• Records for processing:
- - - - - - -

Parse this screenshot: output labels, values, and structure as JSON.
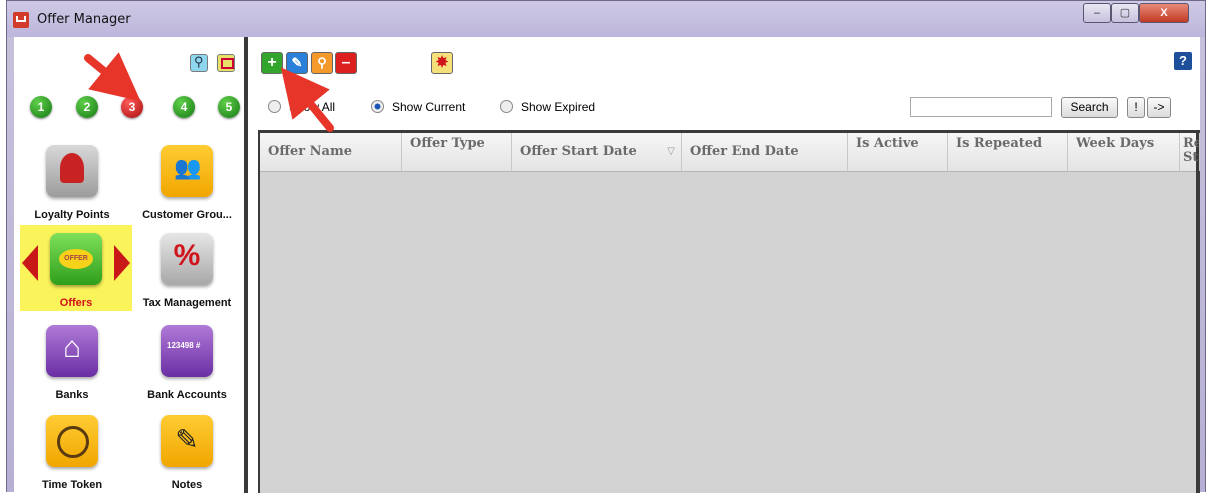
{
  "window": {
    "title": "Offer Manager",
    "controls": {
      "minimize": "–",
      "maximize": "▢",
      "close": "X"
    }
  },
  "left_panel": {
    "page_numbers": [
      "1",
      "2",
      "3",
      "4",
      "5"
    ],
    "active_page": "3",
    "tiles": [
      {
        "label": "Loyalty Points",
        "icon": "loyalty-ribbon-icon"
      },
      {
        "label": "Customer Grou...",
        "icon": "customer-group-icon"
      },
      {
        "label": "Offers",
        "icon": "offer-tag-icon",
        "selected": true
      },
      {
        "label": "Tax Management",
        "icon": "percent-icon"
      },
      {
        "label": "Banks",
        "icon": "bank-building-icon"
      },
      {
        "label": "Bank Accounts",
        "icon": "bank-card-icon"
      },
      {
        "label": "Time Token",
        "icon": "clock-icon"
      },
      {
        "label": "Notes",
        "icon": "notepad-icon"
      }
    ]
  },
  "toolbar": {
    "add": "+",
    "edit": "✎",
    "find": "⚲",
    "delete": "–",
    "special": "✸",
    "help": "?"
  },
  "filters": {
    "show_all": "Show All",
    "show_current": "Show Current",
    "show_expired": "Show Expired",
    "selected": "Show Current"
  },
  "search": {
    "value": "",
    "button": "Search",
    "bang": "!",
    "go": "->"
  },
  "grid": {
    "columns": [
      {
        "label": "Offer Name"
      },
      {
        "label": "Offer Type"
      },
      {
        "label": "Offer Start Date"
      },
      {
        "label": "Offer End Date"
      },
      {
        "label": "Is Active"
      },
      {
        "label": "Is Repeated"
      },
      {
        "label": "Week Days"
      },
      {
        "label": "Re St"
      }
    ],
    "rows": []
  },
  "colors": {
    "title_bar": "#c4bedc",
    "selected_tile": "#fbf35a",
    "grid_body": "#d3d3d3",
    "annotation_arrow": "#e8352a"
  }
}
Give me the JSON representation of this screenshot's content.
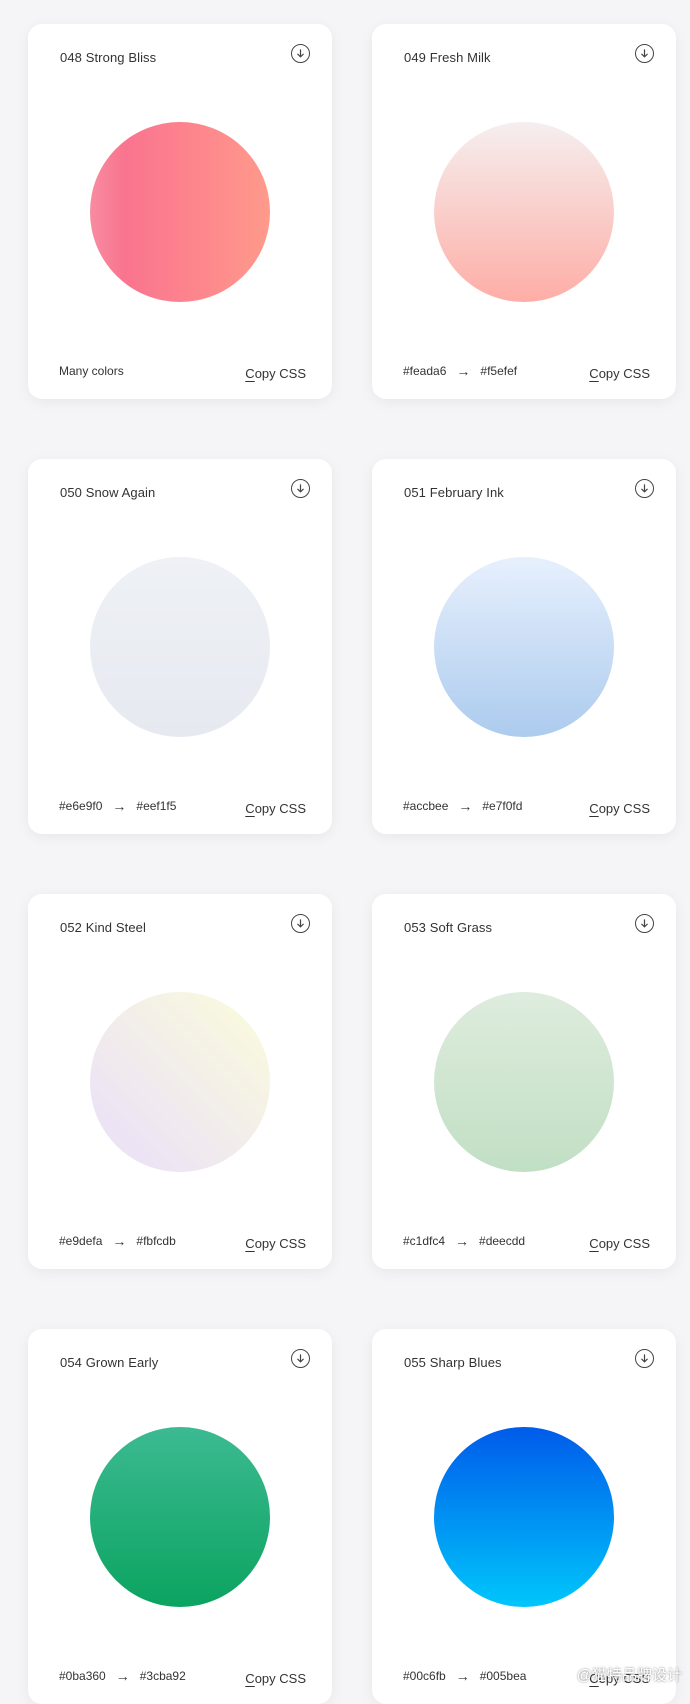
{
  "cards": [
    {
      "title": "048 Strong Bliss",
      "desc": "Many colors",
      "from": "",
      "to": "",
      "arrow": "",
      "copy_label": "Copy CSS",
      "gradient": "linear-gradient(to right, #f78ca0 0%, #f9748f 19%, #fd868c 60%, #fe9a8b 100%)"
    },
    {
      "title": "049 Fresh Milk",
      "desc": "",
      "from": "#feada6",
      "to": "#f5efef",
      "arrow": "→",
      "copy_label": "Copy CSS",
      "gradient": "linear-gradient(to top, #feada6 0%, #f5efef 100%)"
    },
    {
      "title": "050 Snow Again",
      "desc": "",
      "from": "#e6e9f0",
      "to": "#eef1f5",
      "arrow": "→",
      "copy_label": "Copy CSS",
      "gradient": "linear-gradient(to top, #e6e9f0 0%, #eef1f5 100%)"
    },
    {
      "title": "051 February Ink",
      "desc": "",
      "from": "#accbee",
      "to": "#e7f0fd",
      "arrow": "→",
      "copy_label": "Copy CSS",
      "gradient": "linear-gradient(to top, #accbee 0%, #e7f0fd 100%)"
    },
    {
      "title": "052 Kind Steel",
      "desc": "",
      "from": "#e9defa",
      "to": "#fbfcdb",
      "arrow": "→",
      "copy_label": "Copy CSS",
      "gradient": "linear-gradient(to top right, #e9defa 0%, #fbfcdb 100%)"
    },
    {
      "title": "053 Soft Grass",
      "desc": "",
      "from": "#c1dfc4",
      "to": "#deecdd",
      "arrow": "→",
      "copy_label": "Copy CSS",
      "gradient": "linear-gradient(to top, #c1dfc4 0%, #deecdd 100%)"
    },
    {
      "title": "054 Grown Early",
      "desc": "",
      "from": "#0ba360",
      "to": "#3cba92",
      "arrow": "→",
      "copy_label": "Copy CSS",
      "gradient": "linear-gradient(to top, #0ba360 0%, #3cba92 100%)"
    },
    {
      "title": "055 Sharp Blues",
      "desc": "",
      "from": "#00c6fb",
      "to": "#005bea",
      "arrow": "→",
      "copy_label": "Copy CSS",
      "gradient": "linear-gradient(to top, #00c6fb 0%, #005bea 100%)"
    }
  ],
  "icons": {
    "download": "download-circle-icon",
    "arrow": "right-arrow-icon",
    "weibo": "weibo-icon"
  },
  "watermark": {
    "text": "@猫特品牌设计"
  },
  "colors": {
    "background": "#f5f5f7",
    "card": "#ffffff",
    "text": "#333333"
  }
}
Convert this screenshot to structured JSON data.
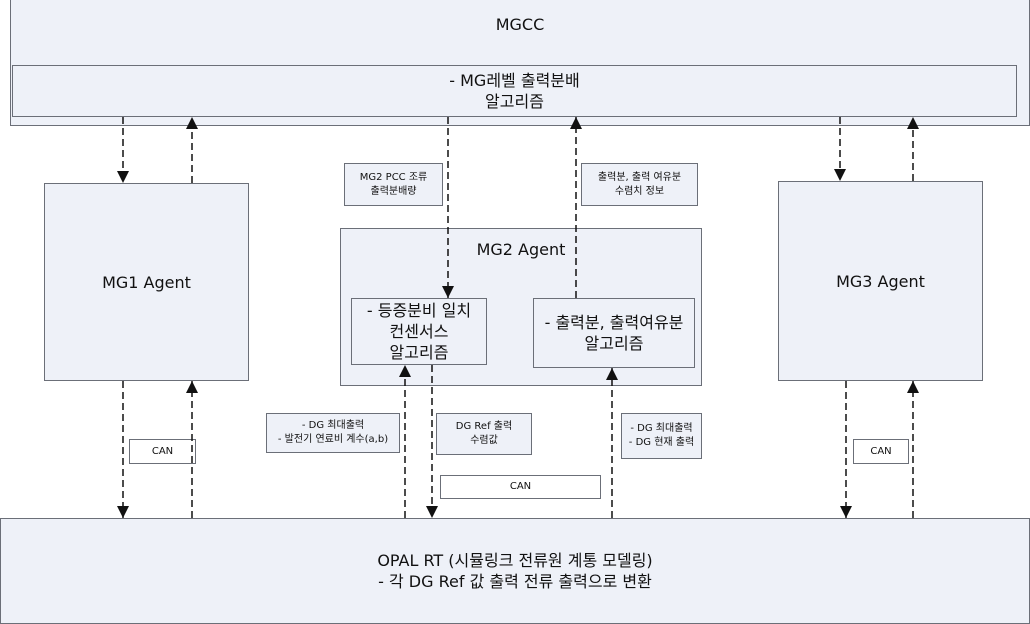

- - - - - - -

• Task description:
Reproduce all entries exactly. Pictures do not belong in the copy.

• Exercise response:
Parse this screenshot: output labels, values, and structure as JSON.
{
  "window": {
    "title": "Offer Manager",
    "controls": {
      "minimize": "–",
      "maximize": "▢",
      "close": "X"
    }
  },
  "left_panel": {
    "page_numbers": [
      "1",
      "2",
      "3",
      "4",
      "5"
    ],
    "active_page": "3",
    "tiles": [
      {
        "label": "Loyalty Points",
        "icon": "loyalty-ribbon-icon"
      },
      {
        "label": "Customer Grou...",
        "icon": "customer-group-icon"
      },
      {
        "label": "Offers",
        "icon": "offer-tag-icon",
        "selected": true
      },
      {
        "label": "Tax Management",
        "icon": "percent-icon"
      },
      {
        "label": "Banks",
        "icon": "bank-building-icon"
      },
      {
        "label": "Bank Accounts",
        "icon": "bank-card-icon"
      },
      {
        "label": "Time Token",
        "icon": "clock-icon"
      },
      {
        "label": "Notes",
        "icon": "notepad-icon"
      }
    ]
  },
  "toolbar": {
    "add": "+",
    "edit": "✎",
    "find": "⚲",
    "delete": "–",
    "special": "✸",
    "help": "?"
  },
  "filters": {
    "show_all": "Show All",
    "show_current": "Show Current",
    "show_expired": "Show Expired",
    "selected": "Show Current"
  },
  "search": {
    "value": "",
    "button": "Search",
    "bang": "!",
    "go": "->"
  },
  "grid": {
    "columns": [
      {
        "label": "Offer Name"
      },
      {
        "label": "Offer Type"
      },
      {
        "label": "Offer Start Date"
      },
      {
        "label": "Offer End Date"
      },
      {
        "label": "Is Active"
      },
      {
        "label": "Is Repeated"
      },
      {
        "label": "Week Days"
      },
      {
        "label": "Re St"
      }
    ],
    "rows": []
  },
  "colors": {
    "title_bar": "#c4bedc",
    "selected_tile": "#fbf35a",
    "grid_body": "#d3d3d3",
    "annotation_arrow": "#e8352a"
  }
}
Give me the JSON representation of this screenshot's content.
{
  "cards": [
    {
      "title": "048 Strong Bliss",
      "desc": "Many colors",
      "from": "",
      "to": "",
      "arrow": "",
      "copy_label": "Copy CSS",
      "gradient": "linear-gradient(to right, #f78ca0 0%, #f9748f 19%, #fd868c 60%, #fe9a8b 100%)"
    },
    {
      "title": "049 Fresh Milk",
      "desc": "",
      "from": "#feada6",
      "to": "#f5efef",
      "arrow": "→",
      "copy_label": "Copy CSS",
      "gradient": "linear-gradient(to top, #feada6 0%, #f5efef 100%)"
    },
    {
      "title": "050 Snow Again",
      "desc": "",
      "from": "#e6e9f0",
      "to": "#eef1f5",
      "arrow": "→",
      "copy_label": "Copy CSS",
      "gradient": "linear-gradient(to top, #e6e9f0 0%, #eef1f5 100%)"
    },
    {
      "title": "051 February Ink",
      "desc": "",
      "from": "#accbee",
      "to": "#e7f0fd",
      "arrow": "→",
      "copy_label": "Copy CSS",
      "gradient": "linear-gradient(to top, #accbee 0%, #e7f0fd 100%)"
    },
    {
      "title": "052 Kind Steel",
      "desc": "",
      "from": "#e9defa",
      "to": "#fbfcdb",
      "arrow": "→",
      "copy_label": "Copy CSS",
      "gradient": "linear-gradient(to top right, #e9defa 0%, #fbfcdb 100%)"
    },
    {
      "title": "053 Soft Grass",
      "desc": "",
      "from": "#c1dfc4",
      "to": "#deecdd",
      "arrow": "→",
      "copy_label": "Copy CSS",
      "gradient": "linear-gradient(to top, #c1dfc4 0%, #deecdd 100%)"
    },
    {
      "title": "054 Grown Early",
      "desc": "",
      "from": "#0ba360",
      "to": "#3cba92",
      "arrow": "→",
      "copy_label": "Copy CSS",
      "gradient": "linear-gradient(to top, #0ba360 0%, #3cba92 100%)"
    },
    {
      "title": "055 Sharp Blues",
      "desc": "",
      "from": "#00c6fb",
      "to": "#005bea",
      "arrow": "→",
      "copy_label": "Copy CSS",
      "gradient": "linear-gradient(to top, #00c6fb 0%, #005bea 100%)"
    }
  ],
  "icons": {
    "download": "download-circle-icon",
    "arrow": "right-arrow-icon",
    "weibo": "weibo-icon"
  },
  "watermark": {
    "text": "@猫特品牌设计"
  },
  "colors": {
    "background": "#f5f5f7",
    "card": "#ffffff",
    "text": "#333333"
  }
}
Convert this screenshot to structured JSON data.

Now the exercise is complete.